Exercise details: Take every line where the string "JSON" appears and copy it.

Excerpt from a dataset:

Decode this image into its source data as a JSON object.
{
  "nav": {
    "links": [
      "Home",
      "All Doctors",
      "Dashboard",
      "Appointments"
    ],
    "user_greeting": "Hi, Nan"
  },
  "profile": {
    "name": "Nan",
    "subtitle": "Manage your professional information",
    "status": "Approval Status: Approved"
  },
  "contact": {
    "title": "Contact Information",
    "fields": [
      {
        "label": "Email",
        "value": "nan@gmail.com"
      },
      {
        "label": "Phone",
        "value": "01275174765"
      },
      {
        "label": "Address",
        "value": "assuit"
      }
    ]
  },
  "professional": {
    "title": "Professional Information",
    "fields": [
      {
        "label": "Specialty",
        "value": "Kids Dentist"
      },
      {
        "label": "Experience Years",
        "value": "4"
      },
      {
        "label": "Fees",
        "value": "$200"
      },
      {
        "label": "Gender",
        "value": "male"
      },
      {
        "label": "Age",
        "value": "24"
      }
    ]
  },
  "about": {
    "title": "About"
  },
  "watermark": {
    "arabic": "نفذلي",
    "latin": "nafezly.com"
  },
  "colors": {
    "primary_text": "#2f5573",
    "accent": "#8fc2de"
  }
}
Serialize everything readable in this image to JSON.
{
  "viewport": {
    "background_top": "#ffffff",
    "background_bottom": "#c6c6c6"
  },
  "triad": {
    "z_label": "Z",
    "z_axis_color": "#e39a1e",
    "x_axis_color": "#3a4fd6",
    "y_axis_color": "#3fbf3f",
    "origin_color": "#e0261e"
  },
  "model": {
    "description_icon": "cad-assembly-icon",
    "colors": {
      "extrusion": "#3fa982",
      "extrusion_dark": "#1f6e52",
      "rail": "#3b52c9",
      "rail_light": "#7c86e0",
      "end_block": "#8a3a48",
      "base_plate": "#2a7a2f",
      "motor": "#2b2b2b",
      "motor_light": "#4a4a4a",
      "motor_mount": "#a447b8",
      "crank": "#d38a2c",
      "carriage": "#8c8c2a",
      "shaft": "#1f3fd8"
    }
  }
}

Answer below:
Decode this image into its source data as a JSON object.
Serialize everything readable in this image to JSON.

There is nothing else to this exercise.